### What you will do
Copy out the listing exactly.

### Data records

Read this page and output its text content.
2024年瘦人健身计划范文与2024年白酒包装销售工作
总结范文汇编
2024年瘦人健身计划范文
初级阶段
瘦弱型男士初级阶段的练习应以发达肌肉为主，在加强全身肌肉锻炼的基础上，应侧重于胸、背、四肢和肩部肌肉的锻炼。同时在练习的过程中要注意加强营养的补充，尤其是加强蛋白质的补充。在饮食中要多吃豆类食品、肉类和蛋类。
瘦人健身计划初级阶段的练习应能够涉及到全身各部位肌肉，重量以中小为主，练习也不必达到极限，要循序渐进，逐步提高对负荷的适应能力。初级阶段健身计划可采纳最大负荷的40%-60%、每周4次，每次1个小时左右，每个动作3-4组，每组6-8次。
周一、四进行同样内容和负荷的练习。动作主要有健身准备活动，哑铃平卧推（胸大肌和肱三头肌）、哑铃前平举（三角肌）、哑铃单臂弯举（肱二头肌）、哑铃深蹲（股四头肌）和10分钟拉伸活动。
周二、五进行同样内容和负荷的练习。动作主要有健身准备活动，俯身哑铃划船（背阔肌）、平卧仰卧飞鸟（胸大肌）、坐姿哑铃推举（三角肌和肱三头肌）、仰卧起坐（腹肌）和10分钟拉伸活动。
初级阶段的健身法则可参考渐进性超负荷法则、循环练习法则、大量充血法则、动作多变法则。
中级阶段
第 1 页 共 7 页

### Output for this exercise
Read this page and output its text content.
2024年瘦人健身计划范文与2024年白酒包装销售工作
总结范文汇编
2024年瘦人健身计划范文
初级阶段
瘦弱型男士初级阶段的练习应以发达肌肉为主，在加强全身肌肉锻炼的基础上，应侧重于胸、背、四肢和肩部肌肉的锻炼。同时在练习的过程中要注意加强营养的补充，尤其是加强蛋白质的补充。在饮食中要多吃豆类食品、肉类和蛋类。
瘦人健身计划初级阶段的练习应能够涉及到全身各部位肌肉，重量以中小为主，练习也不必达到极限，要循序渐进，逐步提高对负荷的适应能力。初级阶段健身计划可采纳最大负荷的40%-60%、每周4次，每次1个小时左右，每个动作3-4组，每组6-8次。
周一、四进行同样内容和负荷的练习。动作主要有健身准备活动，哑铃平卧推（胸大肌和肱三头肌）、哑铃前平举（三角肌）、哑铃单臂弯举（肱二头肌）、哑铃深蹲（股四头肌）和10分钟拉伸活动。
周二、五进行同样内容和负荷的练习。动作主要有健身准备活动，俯身哑铃划船（背阔肌）、平卧仰卧飞鸟（胸大肌）、坐姿哑铃推举（三角肌和肱三头肌）、仰卧起坐（腹肌）和10分钟拉伸活动。
初级阶段的健身法则可参考渐进性超负荷法则、循环练习法则、大量充血法则、动作多变法则。
中级阶段
第 1 页 共 7 页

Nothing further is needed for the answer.